_Stated exercise_
Go through the listing below and list every line with "Fawad".

--- begin ---

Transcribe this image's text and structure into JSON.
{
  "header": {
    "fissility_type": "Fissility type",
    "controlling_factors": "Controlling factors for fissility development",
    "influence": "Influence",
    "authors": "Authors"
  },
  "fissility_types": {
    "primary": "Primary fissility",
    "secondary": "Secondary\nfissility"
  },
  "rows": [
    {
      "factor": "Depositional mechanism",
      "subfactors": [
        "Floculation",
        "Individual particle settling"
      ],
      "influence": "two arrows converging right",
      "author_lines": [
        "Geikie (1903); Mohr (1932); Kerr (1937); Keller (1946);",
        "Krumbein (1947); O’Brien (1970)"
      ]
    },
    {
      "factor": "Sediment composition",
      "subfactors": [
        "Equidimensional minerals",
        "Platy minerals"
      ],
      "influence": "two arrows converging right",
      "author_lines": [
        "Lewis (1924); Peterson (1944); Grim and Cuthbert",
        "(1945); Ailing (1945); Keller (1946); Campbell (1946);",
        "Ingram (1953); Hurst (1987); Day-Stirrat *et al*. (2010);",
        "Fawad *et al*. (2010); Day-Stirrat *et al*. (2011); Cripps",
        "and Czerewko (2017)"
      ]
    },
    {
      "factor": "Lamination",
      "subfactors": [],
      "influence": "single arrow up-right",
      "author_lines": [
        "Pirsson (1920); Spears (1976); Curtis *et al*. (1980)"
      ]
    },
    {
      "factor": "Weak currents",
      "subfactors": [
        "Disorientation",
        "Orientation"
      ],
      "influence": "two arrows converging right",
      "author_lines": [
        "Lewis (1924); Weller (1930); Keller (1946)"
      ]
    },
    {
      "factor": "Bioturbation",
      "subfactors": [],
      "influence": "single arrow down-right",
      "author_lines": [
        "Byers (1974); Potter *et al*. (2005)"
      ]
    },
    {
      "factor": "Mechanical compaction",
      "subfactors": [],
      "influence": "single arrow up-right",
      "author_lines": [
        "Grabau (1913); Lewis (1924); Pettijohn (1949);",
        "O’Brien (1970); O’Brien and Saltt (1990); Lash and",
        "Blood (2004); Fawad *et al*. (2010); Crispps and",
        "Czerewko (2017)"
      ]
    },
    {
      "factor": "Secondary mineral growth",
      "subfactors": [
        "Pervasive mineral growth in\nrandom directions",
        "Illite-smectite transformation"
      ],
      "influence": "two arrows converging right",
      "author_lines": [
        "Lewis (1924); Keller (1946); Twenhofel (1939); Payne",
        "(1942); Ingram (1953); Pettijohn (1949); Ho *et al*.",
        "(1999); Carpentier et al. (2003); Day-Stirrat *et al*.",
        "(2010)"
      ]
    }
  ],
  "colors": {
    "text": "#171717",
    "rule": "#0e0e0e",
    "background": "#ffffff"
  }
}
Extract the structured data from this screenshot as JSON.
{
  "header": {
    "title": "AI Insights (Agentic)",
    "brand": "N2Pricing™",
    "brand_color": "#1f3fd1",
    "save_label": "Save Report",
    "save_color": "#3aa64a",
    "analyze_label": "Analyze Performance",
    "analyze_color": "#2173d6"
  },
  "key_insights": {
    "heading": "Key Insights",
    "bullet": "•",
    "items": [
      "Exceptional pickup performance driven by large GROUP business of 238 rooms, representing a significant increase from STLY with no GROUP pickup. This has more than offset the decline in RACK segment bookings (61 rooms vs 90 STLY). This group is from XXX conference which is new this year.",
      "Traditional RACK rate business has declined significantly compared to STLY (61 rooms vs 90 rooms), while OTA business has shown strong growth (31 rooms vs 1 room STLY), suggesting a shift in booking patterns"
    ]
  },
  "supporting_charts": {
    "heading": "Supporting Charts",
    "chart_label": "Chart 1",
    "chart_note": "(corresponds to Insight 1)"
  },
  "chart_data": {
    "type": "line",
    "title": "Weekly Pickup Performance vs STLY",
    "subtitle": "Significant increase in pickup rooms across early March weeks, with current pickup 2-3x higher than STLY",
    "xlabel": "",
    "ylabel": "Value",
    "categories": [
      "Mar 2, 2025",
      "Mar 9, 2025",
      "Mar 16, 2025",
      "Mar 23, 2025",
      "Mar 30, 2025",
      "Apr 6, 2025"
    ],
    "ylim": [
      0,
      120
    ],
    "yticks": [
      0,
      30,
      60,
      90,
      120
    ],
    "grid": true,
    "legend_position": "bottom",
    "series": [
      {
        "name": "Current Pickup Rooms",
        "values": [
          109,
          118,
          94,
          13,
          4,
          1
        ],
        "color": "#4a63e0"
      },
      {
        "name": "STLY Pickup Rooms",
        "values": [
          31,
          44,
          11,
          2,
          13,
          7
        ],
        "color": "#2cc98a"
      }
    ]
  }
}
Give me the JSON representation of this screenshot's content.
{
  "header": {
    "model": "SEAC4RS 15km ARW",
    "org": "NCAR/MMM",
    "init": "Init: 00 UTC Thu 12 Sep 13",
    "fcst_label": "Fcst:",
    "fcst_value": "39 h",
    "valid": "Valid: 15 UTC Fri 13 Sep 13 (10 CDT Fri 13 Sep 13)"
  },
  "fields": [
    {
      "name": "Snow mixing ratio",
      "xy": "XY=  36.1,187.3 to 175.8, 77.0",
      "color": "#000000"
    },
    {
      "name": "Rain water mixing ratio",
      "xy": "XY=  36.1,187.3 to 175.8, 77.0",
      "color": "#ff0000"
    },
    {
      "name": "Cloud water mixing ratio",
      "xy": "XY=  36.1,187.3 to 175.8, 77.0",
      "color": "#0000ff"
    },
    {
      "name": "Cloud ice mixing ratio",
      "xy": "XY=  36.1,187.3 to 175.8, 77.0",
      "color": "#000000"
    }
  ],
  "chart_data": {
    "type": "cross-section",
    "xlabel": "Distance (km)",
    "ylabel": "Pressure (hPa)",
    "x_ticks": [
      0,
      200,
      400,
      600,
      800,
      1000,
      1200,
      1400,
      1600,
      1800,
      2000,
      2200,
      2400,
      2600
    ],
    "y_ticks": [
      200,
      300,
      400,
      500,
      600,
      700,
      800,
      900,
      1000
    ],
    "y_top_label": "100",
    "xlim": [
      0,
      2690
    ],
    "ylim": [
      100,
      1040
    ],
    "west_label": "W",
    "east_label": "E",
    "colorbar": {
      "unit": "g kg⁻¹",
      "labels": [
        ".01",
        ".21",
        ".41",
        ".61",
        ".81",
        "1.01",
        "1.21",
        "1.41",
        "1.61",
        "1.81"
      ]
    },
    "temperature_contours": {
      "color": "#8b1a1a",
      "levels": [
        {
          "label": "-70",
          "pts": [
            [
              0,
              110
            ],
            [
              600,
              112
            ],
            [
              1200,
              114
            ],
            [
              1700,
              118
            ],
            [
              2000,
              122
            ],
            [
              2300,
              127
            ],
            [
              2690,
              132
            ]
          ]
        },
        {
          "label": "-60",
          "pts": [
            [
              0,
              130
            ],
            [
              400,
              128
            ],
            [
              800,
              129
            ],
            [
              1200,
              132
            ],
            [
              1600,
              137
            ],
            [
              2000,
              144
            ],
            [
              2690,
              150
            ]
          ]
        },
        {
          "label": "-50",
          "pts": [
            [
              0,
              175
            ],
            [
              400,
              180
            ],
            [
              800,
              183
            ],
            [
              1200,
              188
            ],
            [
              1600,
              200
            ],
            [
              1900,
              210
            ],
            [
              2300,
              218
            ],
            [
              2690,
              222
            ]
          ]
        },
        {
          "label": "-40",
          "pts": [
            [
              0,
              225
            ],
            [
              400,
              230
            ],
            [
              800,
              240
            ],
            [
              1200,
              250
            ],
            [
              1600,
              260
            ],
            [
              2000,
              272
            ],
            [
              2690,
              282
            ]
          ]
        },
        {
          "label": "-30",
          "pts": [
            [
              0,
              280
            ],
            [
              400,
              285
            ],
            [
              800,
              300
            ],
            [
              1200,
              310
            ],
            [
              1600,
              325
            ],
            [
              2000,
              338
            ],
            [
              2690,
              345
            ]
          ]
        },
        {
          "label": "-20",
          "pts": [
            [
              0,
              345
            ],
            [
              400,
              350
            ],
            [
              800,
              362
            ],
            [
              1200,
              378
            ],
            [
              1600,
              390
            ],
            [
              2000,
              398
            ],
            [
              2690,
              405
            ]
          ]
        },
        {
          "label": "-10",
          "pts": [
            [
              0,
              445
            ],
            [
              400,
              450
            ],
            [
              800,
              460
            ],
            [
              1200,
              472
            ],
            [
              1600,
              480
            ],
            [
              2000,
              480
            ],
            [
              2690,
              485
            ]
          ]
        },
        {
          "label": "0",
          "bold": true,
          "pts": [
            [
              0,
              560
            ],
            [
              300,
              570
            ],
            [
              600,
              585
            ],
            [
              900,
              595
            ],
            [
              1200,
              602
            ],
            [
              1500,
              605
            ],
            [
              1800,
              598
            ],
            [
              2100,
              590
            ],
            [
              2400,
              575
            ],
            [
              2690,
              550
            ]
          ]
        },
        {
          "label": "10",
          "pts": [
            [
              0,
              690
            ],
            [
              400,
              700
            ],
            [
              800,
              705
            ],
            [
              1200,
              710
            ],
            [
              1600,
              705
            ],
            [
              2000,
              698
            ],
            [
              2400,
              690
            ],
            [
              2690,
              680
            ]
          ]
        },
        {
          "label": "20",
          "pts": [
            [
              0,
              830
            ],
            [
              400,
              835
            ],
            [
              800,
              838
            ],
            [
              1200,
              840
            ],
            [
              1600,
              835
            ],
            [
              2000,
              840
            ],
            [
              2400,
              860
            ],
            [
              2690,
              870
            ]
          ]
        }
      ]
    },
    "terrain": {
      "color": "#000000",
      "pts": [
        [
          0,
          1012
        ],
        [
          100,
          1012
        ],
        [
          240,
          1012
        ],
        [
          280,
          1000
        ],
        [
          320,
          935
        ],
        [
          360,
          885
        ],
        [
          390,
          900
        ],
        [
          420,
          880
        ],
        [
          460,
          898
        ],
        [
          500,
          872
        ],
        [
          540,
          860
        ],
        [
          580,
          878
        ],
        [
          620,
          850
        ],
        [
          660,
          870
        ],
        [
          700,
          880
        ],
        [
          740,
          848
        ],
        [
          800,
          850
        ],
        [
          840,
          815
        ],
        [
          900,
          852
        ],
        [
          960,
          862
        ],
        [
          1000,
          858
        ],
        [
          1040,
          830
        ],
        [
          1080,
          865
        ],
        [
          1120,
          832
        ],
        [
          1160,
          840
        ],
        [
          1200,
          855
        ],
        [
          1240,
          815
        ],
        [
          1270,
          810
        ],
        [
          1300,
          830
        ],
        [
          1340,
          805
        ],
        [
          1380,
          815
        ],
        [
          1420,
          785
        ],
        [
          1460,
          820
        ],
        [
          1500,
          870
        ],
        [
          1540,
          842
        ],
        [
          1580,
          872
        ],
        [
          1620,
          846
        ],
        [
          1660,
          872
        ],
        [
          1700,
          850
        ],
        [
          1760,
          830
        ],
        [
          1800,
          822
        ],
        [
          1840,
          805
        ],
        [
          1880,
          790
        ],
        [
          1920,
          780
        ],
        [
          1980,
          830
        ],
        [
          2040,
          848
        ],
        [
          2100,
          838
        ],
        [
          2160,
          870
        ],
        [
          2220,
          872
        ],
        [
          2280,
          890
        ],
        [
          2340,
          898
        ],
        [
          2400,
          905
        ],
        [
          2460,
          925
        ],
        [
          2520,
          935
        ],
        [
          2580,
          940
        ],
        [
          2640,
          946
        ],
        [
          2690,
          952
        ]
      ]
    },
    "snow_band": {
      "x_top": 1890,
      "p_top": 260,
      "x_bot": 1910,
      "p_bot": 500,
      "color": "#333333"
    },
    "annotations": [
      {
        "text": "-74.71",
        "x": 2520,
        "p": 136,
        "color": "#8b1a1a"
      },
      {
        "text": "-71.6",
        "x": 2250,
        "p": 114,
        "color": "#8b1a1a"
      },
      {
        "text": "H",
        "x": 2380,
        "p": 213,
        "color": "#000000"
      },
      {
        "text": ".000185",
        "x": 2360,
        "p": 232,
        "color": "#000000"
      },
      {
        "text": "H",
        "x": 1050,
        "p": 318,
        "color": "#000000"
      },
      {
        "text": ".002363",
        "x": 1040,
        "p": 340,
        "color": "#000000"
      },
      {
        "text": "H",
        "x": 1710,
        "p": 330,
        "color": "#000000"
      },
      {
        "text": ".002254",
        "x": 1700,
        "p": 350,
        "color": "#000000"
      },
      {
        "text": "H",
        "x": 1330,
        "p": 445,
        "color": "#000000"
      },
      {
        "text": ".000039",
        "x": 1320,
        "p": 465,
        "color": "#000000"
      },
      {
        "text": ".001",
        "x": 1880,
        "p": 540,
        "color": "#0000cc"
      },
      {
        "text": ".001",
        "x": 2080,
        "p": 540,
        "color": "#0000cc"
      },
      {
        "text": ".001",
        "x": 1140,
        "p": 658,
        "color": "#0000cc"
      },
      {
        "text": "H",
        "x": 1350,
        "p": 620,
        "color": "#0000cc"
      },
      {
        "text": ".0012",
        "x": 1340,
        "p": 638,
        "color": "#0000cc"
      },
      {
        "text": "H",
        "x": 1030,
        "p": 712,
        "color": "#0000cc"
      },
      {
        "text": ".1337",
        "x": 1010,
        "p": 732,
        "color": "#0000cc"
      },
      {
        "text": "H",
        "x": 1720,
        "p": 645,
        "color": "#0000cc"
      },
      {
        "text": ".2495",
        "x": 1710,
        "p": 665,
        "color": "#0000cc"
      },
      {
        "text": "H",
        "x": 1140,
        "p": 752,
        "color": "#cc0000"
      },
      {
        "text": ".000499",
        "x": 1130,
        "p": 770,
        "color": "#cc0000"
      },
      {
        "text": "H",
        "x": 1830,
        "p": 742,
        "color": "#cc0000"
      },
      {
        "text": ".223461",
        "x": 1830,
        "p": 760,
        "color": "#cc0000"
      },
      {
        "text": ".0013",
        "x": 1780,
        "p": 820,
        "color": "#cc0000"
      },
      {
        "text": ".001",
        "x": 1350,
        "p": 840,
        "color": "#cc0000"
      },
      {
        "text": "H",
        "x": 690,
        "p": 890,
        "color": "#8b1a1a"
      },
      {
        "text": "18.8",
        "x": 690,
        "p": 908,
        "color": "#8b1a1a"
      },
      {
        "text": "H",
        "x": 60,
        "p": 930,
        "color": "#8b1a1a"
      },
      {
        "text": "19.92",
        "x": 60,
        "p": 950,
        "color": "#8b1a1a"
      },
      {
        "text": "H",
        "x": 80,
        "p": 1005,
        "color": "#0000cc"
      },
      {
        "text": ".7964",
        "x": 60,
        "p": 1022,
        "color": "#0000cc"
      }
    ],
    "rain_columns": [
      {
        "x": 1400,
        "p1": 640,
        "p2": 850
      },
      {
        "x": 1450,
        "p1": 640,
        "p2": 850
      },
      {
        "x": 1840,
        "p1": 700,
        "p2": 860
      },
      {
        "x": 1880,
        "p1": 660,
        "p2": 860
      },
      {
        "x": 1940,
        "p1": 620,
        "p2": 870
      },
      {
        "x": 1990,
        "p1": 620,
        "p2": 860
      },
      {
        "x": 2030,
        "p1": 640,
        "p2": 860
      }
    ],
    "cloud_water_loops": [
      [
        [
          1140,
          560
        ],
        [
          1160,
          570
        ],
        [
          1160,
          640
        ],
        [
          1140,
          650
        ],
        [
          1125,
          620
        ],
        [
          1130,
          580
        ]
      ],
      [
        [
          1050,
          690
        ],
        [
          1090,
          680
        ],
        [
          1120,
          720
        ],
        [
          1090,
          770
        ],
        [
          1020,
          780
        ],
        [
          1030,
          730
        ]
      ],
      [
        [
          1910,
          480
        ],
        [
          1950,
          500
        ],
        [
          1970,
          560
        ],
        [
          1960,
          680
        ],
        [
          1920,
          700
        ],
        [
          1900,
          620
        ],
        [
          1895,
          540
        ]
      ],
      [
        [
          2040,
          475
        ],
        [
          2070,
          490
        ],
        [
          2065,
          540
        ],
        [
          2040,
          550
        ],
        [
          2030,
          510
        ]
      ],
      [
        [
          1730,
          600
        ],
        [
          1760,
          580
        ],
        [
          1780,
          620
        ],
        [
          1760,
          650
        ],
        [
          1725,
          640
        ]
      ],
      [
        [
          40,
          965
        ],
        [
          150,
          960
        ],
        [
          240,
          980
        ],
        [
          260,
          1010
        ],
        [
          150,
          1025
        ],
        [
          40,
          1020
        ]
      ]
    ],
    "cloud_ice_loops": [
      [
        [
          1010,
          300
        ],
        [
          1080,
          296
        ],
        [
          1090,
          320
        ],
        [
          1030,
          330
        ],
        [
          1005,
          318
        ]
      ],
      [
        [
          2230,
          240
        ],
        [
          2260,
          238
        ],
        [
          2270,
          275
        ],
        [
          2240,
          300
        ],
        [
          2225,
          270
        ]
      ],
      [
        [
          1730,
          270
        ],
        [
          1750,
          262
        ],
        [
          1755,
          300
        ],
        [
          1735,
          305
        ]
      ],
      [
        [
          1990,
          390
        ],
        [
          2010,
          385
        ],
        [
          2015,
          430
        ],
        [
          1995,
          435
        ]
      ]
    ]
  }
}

--- end ---

_Solution to the problem_
        "Fawad *et al*. (2010); Day-Stirrat *et al*. (2011); Cripps",
        "Blood (2004); Fawad *et al*. (2010); Crispps and",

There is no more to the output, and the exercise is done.